» **WHAT IS ASKED**: In the entries below, find the lines with the word "procedures" and copy them.

======== INPUT

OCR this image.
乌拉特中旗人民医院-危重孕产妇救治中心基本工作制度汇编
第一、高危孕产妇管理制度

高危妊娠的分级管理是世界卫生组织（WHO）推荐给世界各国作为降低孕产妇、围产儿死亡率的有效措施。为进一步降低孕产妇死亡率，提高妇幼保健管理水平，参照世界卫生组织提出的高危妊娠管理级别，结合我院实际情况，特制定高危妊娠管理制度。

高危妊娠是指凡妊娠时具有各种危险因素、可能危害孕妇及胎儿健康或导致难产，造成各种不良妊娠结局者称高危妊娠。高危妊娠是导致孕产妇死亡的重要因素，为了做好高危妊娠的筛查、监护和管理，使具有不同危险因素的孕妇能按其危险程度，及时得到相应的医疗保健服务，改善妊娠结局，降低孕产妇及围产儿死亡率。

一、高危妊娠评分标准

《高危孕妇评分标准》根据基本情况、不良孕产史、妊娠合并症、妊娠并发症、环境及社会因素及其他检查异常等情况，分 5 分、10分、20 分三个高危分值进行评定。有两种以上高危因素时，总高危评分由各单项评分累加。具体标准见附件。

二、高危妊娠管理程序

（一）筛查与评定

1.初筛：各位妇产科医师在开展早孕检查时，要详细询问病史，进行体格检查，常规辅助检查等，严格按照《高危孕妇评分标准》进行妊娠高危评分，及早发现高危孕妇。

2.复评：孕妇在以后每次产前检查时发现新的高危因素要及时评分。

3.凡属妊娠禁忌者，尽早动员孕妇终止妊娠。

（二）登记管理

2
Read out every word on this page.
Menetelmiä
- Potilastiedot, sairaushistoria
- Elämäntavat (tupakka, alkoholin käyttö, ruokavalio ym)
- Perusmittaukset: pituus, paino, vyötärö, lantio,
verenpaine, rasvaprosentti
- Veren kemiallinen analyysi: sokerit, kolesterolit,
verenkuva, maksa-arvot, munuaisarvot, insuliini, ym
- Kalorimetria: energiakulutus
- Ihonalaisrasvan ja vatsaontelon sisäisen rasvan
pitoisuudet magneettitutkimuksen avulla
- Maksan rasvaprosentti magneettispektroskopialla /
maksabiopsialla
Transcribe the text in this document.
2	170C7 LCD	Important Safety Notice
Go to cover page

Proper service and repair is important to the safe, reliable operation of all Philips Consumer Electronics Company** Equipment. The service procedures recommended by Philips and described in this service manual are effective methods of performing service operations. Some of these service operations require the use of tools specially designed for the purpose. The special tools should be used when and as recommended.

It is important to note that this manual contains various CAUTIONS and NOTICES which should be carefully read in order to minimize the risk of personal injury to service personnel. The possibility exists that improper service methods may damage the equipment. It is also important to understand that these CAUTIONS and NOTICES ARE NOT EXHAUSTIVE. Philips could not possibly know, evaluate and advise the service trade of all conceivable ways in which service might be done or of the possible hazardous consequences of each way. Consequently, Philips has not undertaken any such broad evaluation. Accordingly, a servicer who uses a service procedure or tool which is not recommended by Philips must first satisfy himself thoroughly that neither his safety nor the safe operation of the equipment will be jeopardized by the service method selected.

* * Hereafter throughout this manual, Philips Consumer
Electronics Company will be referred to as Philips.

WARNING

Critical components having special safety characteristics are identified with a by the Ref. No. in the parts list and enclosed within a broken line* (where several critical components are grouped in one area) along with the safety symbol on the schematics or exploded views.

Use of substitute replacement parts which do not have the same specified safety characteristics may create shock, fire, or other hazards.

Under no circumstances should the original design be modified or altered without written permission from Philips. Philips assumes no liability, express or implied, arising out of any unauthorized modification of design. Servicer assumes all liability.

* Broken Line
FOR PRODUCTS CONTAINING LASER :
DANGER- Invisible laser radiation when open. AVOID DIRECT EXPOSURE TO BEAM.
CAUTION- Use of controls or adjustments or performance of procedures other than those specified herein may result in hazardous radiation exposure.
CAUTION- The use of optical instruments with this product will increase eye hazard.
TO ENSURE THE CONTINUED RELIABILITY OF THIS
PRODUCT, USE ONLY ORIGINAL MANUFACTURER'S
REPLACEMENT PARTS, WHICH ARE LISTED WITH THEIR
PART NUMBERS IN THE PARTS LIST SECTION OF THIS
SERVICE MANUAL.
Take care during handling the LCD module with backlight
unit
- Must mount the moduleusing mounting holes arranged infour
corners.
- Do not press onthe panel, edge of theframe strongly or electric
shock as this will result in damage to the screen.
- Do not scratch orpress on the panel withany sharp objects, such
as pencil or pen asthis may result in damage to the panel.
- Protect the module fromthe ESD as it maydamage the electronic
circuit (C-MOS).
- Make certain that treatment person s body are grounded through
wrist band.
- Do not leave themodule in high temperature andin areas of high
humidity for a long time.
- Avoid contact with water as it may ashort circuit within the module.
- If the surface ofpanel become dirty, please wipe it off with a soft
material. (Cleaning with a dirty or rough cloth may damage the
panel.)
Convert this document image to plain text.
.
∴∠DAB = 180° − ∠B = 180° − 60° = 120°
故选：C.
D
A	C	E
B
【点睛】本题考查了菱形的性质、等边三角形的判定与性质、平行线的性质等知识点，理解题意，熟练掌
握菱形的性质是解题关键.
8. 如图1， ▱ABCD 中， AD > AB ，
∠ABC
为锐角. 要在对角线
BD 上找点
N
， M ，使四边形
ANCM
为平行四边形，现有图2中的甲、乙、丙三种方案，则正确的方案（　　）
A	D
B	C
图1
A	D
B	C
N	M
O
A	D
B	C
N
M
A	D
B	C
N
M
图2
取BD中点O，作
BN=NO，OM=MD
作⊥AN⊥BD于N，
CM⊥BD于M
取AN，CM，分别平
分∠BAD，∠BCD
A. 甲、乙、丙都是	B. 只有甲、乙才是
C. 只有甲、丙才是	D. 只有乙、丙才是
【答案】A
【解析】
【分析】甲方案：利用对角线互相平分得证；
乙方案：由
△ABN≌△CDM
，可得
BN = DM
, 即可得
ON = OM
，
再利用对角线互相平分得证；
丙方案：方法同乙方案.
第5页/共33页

================

» **WRITTEN ANSWER**:
Proper service and repair is important to the safe, reliable operation of all Philips Consumer Electronics Company** Equipment. The service procedures recommended by Philips and described in this service manual are effective methods of performing service operations. Some of these service operations require the use of tools specially designed for the purpose. The special tools should be used when and as recommended.
CAUTION- Use of controls or adjustments or performance of procedures other than those specified herein may result in hazardous radiation exposure.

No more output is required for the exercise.